• **Problem requirements**:
Out of all the lines below, count those with the word "official". Give the number only.

• **Data provided**:
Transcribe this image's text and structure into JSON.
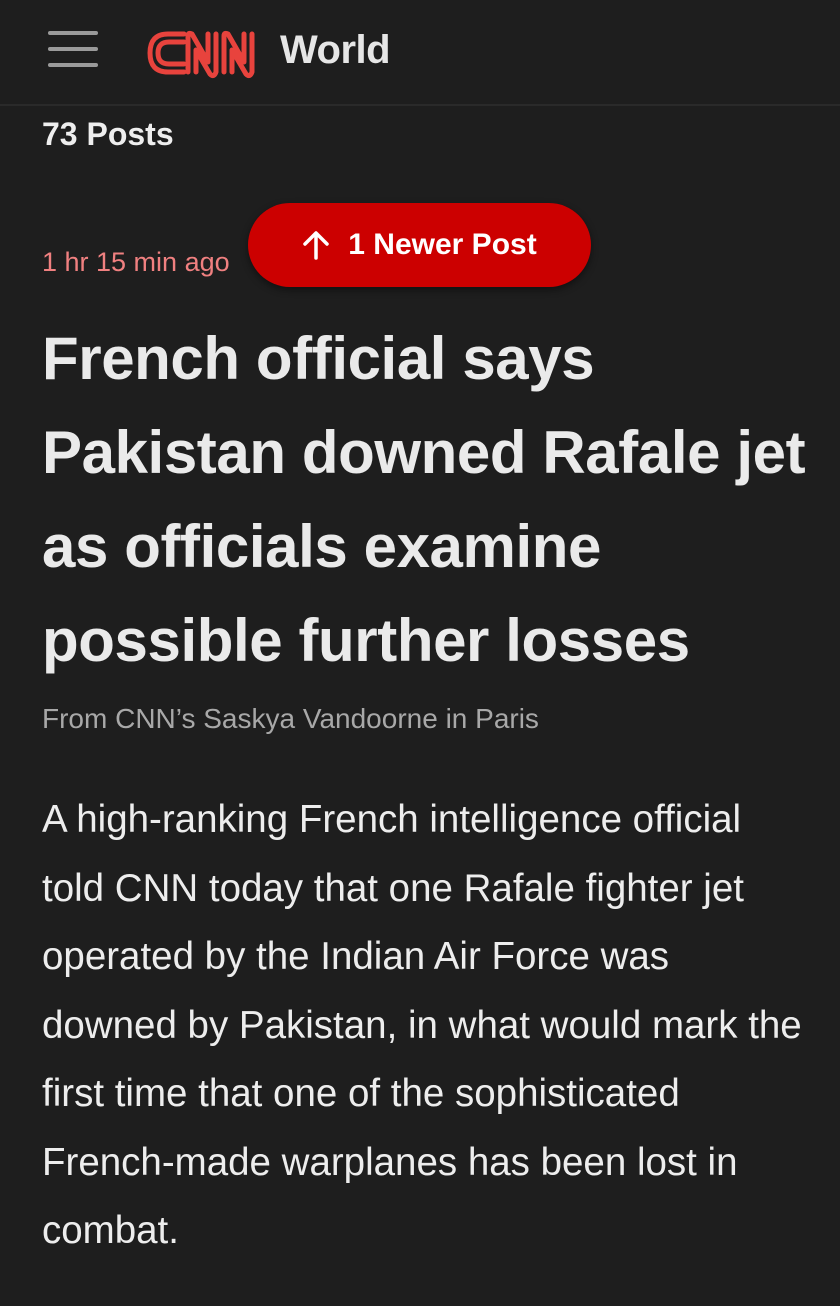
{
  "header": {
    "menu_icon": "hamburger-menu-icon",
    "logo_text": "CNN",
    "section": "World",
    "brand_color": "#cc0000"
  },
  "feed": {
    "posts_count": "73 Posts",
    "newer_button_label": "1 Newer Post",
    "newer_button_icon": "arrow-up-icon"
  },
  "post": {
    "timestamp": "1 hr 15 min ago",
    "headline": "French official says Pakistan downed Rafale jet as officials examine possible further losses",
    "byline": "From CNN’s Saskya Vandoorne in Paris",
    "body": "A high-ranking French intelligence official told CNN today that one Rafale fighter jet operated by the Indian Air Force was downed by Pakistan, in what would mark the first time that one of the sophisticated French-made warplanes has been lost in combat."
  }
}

• **Exercise response**:
2